» Task details
From the listing below, extract every line in which the word "color" appears.
[Start Entries provided]
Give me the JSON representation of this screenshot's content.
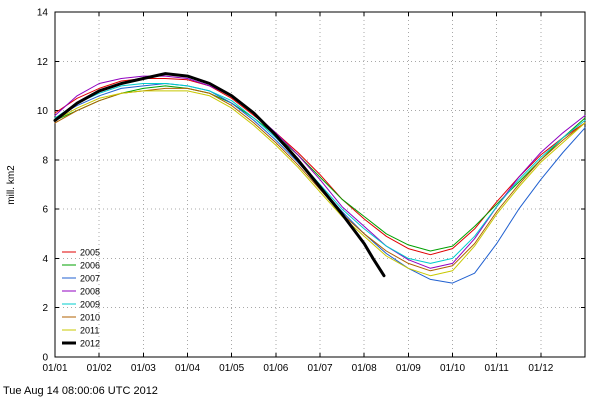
{
  "figure": {
    "timestamp": "Tue Aug 14 08:00:06 UTC 2012"
  },
  "chart_data": {
    "type": "line",
    "title": "",
    "xlabel": "",
    "ylabel": "mill. km2",
    "ylim": [
      0,
      14
    ],
    "ytick_step": 2,
    "xlim": [
      0,
      12
    ],
    "xtick_labels": [
      "01/01",
      "01/02",
      "01/03",
      "01/04",
      "01/05",
      "01/06",
      "01/07",
      "01/08",
      "01/09",
      "01/10",
      "01/11",
      "01/12"
    ],
    "grid": "dotted",
    "legend_position": "lower-left",
    "series": [
      {
        "name": "2005",
        "color": "#e00000",
        "width": 1,
        "x": [
          0,
          0.5,
          1,
          1.5,
          2,
          2.5,
          3,
          3.5,
          4,
          4.5,
          5,
          5.5,
          6,
          6.5,
          7,
          7.5,
          8,
          8.5,
          9,
          9.5,
          10,
          10.5,
          11,
          11.5,
          12
        ],
        "y": [
          9.9,
          10.5,
          10.9,
          11.2,
          11.3,
          11.3,
          11.25,
          11.0,
          10.5,
          9.8,
          9.1,
          8.3,
          7.4,
          6.4,
          5.6,
          4.9,
          4.4,
          4.15,
          4.4,
          5.2,
          6.3,
          7.3,
          8.2,
          8.9,
          9.5
        ]
      },
      {
        "name": "2006",
        "color": "#00a000",
        "width": 1,
        "x": [
          0,
          0.5,
          1,
          1.5,
          2,
          2.5,
          3,
          3.5,
          4,
          4.5,
          5,
          5.5,
          6,
          6.5,
          7,
          7.5,
          8,
          8.5,
          9,
          9.5,
          10,
          10.5,
          11,
          11.5,
          12
        ],
        "y": [
          9.6,
          10.0,
          10.4,
          10.7,
          10.9,
          11.0,
          10.9,
          10.7,
          10.3,
          9.7,
          9.0,
          8.2,
          7.3,
          6.4,
          5.7,
          5.0,
          4.55,
          4.3,
          4.5,
          5.3,
          6.2,
          7.1,
          8.0,
          8.9,
          9.7
        ]
      },
      {
        "name": "2007",
        "color": "#2060d0",
        "width": 1,
        "x": [
          0,
          0.5,
          1,
          1.5,
          2,
          2.5,
          3,
          3.5,
          4,
          4.5,
          5,
          5.5,
          6,
          6.5,
          7,
          7.5,
          8,
          8.5,
          9,
          9.5,
          10,
          10.5,
          11,
          11.5,
          12
        ],
        "y": [
          9.7,
          10.2,
          10.6,
          10.9,
          11.0,
          11.1,
          11.0,
          10.8,
          10.3,
          9.6,
          8.8,
          7.9,
          6.9,
          5.9,
          5.0,
          4.2,
          3.6,
          3.15,
          3.0,
          3.4,
          4.6,
          6.0,
          7.2,
          8.3,
          9.3
        ]
      },
      {
        "name": "2008",
        "color": "#9000c0",
        "width": 1,
        "x": [
          0,
          0.5,
          1,
          1.5,
          2,
          2.5,
          3,
          3.5,
          4,
          4.5,
          5,
          5.5,
          6,
          6.5,
          7,
          7.5,
          8,
          8.5,
          9,
          9.5,
          10,
          10.5,
          11,
          11.5,
          12
        ],
        "y": [
          9.8,
          10.6,
          11.1,
          11.3,
          11.4,
          11.4,
          11.3,
          11.0,
          10.6,
          9.9,
          9.1,
          8.2,
          7.2,
          6.1,
          5.3,
          4.5,
          3.95,
          3.6,
          3.8,
          4.8,
          6.1,
          7.3,
          8.3,
          9.1,
          9.8
        ]
      },
      {
        "name": "2009",
        "color": "#00cccc",
        "width": 1,
        "x": [
          0,
          0.5,
          1,
          1.5,
          2,
          2.5,
          3,
          3.5,
          4,
          4.5,
          5,
          5.5,
          6,
          6.5,
          7,
          7.5,
          8,
          8.5,
          9,
          9.5,
          10,
          10.5,
          11,
          11.5,
          12
        ],
        "y": [
          9.7,
          10.3,
          10.7,
          11.0,
          11.1,
          11.1,
          11.0,
          10.8,
          10.4,
          9.7,
          8.9,
          8.0,
          7.0,
          6.0,
          5.2,
          4.5,
          4.0,
          3.8,
          4.0,
          4.9,
          6.1,
          7.2,
          8.1,
          8.9,
          9.6
        ]
      },
      {
        "name": "2010",
        "color": "#b06000",
        "width": 1,
        "x": [
          0,
          0.5,
          1,
          1.5,
          2,
          2.5,
          3,
          3.5,
          4,
          4.5,
          5,
          5.5,
          6,
          6.5,
          7,
          7.5,
          8,
          8.5,
          9,
          9.5,
          10,
          10.5,
          11,
          11.5,
          12
        ],
        "y": [
          9.5,
          10.0,
          10.4,
          10.7,
          10.8,
          10.9,
          10.9,
          10.7,
          10.2,
          9.5,
          8.7,
          7.8,
          6.8,
          5.8,
          5.0,
          4.3,
          3.8,
          3.5,
          3.7,
          4.6,
          5.9,
          7.0,
          8.0,
          8.8,
          9.5
        ]
      },
      {
        "name": "2011",
        "color": "#c8c800",
        "width": 1,
        "x": [
          0,
          0.5,
          1,
          1.5,
          2,
          2.5,
          3,
          3.5,
          4,
          4.5,
          5,
          5.5,
          6,
          6.5,
          7,
          7.5,
          8,
          8.5,
          9,
          9.5,
          10,
          10.5,
          11,
          11.5,
          12
        ],
        "y": [
          9.6,
          10.1,
          10.5,
          10.7,
          10.8,
          10.8,
          10.8,
          10.6,
          10.1,
          9.4,
          8.6,
          7.7,
          6.7,
          5.7,
          4.9,
          4.1,
          3.6,
          3.3,
          3.5,
          4.5,
          5.8,
          6.9,
          7.9,
          8.7,
          9.5
        ]
      },
      {
        "name": "2012",
        "color": "#000000",
        "width": 3,
        "x": [
          0,
          0.5,
          1,
          1.5,
          2,
          2.5,
          3,
          3.5,
          4,
          4.5,
          5,
          5.5,
          6,
          6.5,
          7,
          7.2,
          7.45
        ],
        "y": [
          9.6,
          10.3,
          10.8,
          11.1,
          11.3,
          11.5,
          11.4,
          11.1,
          10.6,
          9.9,
          9.0,
          8.0,
          6.9,
          5.8,
          4.6,
          4.0,
          3.3
        ]
      }
    ]
  }
}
[End Entries provided]
» Completed task
        "color": "#e00000",
        "color": "#00a000",
        "color": "#2060d0",
        "color": "#9000c0",
        "color": "#00cccc",
        "color": "#b06000",
        "color": "#c8c800",
        "color": "#000000",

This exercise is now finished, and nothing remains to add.